AIM OF THE TASK: Render the material as a Markdown table with the columns Row and Line, pairing each line's number with its text and omitting any blank lines. Begin at the first line of the material and stop after the line that contains "point <box>616 572 624 580</box>".

Annotated element entries:

————

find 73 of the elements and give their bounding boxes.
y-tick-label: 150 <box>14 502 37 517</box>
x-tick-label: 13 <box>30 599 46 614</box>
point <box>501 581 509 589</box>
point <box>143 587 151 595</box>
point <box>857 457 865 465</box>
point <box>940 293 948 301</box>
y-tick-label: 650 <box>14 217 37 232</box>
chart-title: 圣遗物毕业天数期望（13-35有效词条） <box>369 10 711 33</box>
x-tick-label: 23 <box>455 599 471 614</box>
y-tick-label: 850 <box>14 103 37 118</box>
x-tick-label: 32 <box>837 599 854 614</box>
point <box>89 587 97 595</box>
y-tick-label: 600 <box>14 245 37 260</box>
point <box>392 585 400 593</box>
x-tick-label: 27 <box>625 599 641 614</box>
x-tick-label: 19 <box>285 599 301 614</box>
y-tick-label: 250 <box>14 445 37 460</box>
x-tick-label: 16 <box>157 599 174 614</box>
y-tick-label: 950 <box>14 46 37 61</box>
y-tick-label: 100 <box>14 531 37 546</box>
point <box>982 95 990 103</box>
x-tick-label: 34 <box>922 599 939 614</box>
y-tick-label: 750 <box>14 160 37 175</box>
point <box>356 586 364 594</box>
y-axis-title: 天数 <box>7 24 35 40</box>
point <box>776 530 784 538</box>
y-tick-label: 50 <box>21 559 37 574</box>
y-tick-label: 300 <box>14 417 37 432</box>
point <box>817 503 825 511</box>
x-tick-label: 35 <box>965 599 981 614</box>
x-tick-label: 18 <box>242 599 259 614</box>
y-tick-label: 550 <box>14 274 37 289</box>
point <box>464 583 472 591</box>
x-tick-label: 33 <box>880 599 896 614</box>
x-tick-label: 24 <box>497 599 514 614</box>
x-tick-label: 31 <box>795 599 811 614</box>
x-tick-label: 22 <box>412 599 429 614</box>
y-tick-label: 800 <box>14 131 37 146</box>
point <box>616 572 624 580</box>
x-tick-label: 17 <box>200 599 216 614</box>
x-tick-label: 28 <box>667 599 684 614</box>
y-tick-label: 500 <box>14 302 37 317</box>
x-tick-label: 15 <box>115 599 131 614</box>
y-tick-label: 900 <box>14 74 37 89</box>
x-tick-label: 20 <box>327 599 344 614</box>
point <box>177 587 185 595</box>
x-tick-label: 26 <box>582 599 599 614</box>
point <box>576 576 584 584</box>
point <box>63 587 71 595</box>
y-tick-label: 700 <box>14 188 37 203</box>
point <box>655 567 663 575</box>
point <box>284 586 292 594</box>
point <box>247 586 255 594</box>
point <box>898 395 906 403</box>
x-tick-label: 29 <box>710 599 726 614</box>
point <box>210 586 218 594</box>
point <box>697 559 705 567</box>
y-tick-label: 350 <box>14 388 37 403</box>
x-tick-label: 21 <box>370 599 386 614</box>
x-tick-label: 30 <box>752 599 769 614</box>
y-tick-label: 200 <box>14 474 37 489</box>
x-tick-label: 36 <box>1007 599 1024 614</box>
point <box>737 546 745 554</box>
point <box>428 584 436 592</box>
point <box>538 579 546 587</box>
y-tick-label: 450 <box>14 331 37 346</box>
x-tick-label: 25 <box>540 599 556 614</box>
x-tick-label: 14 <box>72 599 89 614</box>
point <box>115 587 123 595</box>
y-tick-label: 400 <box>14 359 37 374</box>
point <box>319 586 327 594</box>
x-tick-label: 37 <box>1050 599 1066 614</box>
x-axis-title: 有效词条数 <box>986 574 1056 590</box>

————

REPLY:
| Row | Line |
|---|---|
| 1 | find 73 of the elements and give their bounding boxes. |
| 2 | y-tick-label: 150 <box>14 502 37 517</box> |
| 3 | x-tick-label: 13 <box>30 599 46 614</box> |
| 4 | point <box>501 581 509 589</box> |
| 5 | point <box>143 587 151 595</box> |
| 6 | point <box>857 457 865 465</box> |
| 7 | point <box>940 293 948 301</box> |
| 8 | y-tick-label: 650 <box>14 217 37 232</box> |
| 9 | chart-title: 圣遗物毕业天数期望（13-35有效词条） <box>369 10 711 33</box> |
| 10 | x-tick-label: 23 <box>455 599 471 614</box> |
| 11 | y-tick-label: 850 <box>14 103 37 118</box> |
| 12 | x-tick-label: 32 <box>837 599 854 614</box> |
| 13 | point <box>89 587 97 595</box> |
| 14 | y-tick-label: 600 <box>14 245 37 260</box> |
| 15 | point <box>392 585 400 593</box> |
| 16 | x-tick-label: 27 <box>625 599 641 614</box> |
| 17 | x-tick-label: 19 <box>285 599 301 614</box> |
| 18 | y-tick-label: 250 <box>14 445 37 460</box> |
| 19 | x-tick-label: 16 <box>157 599 174 614</box> |
| 20 | y-tick-label: 950 <box>14 46 37 61</box> |
| 21 | y-tick-label: 100 <box>14 531 37 546</box> |
| 22 | point <box>982 95 990 103</box> |
| 23 | x-tick-label: 34 <box>922 599 939 614</box> |
| 24 | y-tick-label: 750 <box>14 160 37 175</box> |
| 25 | point <box>356 586 364 594</box> |
| 26 | y-axis-title: 天数 <box>7 24 35 40</box> |
| 27 | point <box>776 530 784 538</box> |
| 28 | y-tick-label: 50 <box>21 559 37 574</box> |
| 29 | y-tick-label: 300 <box>14 417 37 432</box> |
| 30 | point <box>817 503 825 511</box> |
| 31 | x-tick-label: 35 <box>965 599 981 614</box> |
| 32 | x-tick-label: 18 <box>242 599 259 614</box> |
| 33 | y-tick-label: 550 <box>14 274 37 289</box> |
| 34 | point <box>464 583 472 591</box> |
| 35 | x-tick-label: 33 <box>880 599 896 614</box> |
| 36 | x-tick-label: 24 <box>497 599 514 614</box> |
| 37 | x-tick-label: 31 <box>795 599 811 614</box> |
| 38 | x-tick-label: 22 <box>412 599 429 614</box> |
| 39 | y-tick-label: 800 <box>14 131 37 146</box> |
| 40 | point <box>616 572 624 580</box> |